### YOUR GOAL:
Copy every line of the data in which the word "this" occurs.

(Stored entries)
········

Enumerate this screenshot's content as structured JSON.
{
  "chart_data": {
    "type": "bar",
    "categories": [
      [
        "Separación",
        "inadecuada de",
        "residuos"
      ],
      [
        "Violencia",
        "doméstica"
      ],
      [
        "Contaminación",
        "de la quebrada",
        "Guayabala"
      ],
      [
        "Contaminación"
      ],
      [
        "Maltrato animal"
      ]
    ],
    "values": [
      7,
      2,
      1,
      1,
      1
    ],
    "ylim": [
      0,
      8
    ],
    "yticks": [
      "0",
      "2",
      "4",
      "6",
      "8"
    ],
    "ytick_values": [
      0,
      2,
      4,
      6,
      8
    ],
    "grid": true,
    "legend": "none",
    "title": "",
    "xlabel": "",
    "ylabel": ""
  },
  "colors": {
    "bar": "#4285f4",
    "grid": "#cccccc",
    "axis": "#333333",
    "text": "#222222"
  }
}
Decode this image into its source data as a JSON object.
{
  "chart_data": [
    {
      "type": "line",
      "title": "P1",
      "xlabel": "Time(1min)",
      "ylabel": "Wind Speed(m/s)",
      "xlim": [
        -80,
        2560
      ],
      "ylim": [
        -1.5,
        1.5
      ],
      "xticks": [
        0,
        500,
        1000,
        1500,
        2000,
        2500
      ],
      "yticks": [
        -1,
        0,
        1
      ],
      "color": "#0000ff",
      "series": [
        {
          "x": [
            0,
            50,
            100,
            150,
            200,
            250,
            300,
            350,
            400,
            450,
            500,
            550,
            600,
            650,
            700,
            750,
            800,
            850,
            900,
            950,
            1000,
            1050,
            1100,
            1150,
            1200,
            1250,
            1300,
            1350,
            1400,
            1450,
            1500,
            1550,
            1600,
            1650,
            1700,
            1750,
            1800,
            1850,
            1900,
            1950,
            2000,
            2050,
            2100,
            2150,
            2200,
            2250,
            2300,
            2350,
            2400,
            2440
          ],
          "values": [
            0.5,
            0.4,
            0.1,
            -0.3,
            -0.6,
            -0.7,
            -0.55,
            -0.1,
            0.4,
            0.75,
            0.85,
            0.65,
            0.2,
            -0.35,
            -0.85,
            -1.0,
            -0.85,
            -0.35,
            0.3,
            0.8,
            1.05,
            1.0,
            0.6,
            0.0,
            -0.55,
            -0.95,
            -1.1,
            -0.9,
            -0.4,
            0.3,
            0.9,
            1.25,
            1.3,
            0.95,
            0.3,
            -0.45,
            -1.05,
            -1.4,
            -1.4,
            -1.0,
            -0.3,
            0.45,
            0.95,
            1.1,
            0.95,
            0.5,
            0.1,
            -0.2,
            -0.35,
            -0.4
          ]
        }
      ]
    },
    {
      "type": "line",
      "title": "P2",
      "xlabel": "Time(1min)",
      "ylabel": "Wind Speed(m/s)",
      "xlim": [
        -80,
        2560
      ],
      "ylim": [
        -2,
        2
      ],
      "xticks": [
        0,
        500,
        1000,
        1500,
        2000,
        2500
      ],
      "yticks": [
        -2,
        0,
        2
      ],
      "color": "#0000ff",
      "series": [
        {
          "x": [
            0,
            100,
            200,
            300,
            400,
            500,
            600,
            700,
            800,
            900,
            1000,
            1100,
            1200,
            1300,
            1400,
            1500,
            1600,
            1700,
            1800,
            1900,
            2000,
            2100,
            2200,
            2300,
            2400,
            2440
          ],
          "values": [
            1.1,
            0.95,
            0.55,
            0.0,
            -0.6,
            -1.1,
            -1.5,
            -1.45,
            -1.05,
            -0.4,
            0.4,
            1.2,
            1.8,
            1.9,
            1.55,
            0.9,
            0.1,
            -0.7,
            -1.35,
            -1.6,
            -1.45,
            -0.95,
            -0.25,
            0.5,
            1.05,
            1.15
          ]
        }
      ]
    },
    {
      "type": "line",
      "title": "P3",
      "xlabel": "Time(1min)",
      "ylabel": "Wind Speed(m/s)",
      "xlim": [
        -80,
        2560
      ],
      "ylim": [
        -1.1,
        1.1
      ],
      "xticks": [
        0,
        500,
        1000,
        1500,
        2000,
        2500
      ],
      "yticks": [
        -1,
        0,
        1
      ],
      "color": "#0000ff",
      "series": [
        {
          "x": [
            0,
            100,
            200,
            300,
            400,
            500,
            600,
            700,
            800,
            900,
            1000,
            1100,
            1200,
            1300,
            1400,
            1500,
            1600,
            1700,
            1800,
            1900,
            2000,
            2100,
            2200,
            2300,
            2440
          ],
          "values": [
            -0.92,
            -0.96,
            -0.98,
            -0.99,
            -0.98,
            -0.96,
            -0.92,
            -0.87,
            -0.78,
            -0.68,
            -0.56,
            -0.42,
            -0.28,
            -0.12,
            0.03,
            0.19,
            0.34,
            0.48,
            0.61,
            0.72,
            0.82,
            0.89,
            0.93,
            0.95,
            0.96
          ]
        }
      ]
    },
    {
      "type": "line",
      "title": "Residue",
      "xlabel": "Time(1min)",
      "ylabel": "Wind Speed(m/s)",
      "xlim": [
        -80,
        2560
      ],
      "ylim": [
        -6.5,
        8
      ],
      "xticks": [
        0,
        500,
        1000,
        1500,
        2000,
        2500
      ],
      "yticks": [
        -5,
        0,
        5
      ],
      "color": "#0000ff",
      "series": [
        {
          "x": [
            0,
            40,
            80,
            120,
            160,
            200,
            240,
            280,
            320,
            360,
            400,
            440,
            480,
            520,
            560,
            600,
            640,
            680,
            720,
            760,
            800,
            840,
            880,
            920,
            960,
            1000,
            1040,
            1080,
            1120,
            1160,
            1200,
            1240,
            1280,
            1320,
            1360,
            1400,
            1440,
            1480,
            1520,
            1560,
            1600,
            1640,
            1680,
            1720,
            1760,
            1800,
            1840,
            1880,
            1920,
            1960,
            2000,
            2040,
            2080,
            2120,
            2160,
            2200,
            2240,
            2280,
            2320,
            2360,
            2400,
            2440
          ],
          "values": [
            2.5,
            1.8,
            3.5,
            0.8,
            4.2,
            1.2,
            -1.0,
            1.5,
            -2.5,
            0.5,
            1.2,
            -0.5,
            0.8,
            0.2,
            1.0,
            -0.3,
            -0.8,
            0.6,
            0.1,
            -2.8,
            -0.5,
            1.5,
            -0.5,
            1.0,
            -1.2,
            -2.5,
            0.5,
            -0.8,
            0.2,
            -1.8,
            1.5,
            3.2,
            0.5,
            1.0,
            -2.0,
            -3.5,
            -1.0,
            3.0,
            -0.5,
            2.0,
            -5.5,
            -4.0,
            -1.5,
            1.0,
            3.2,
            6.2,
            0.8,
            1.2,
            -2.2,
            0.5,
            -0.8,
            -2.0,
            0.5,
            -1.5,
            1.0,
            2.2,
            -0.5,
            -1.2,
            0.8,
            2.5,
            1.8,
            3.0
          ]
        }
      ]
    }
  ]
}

········

### CORRECT RESPONSE:
Enumerate this screenshot's content as structured JSON.
Decode this image into its source data as a JSON object.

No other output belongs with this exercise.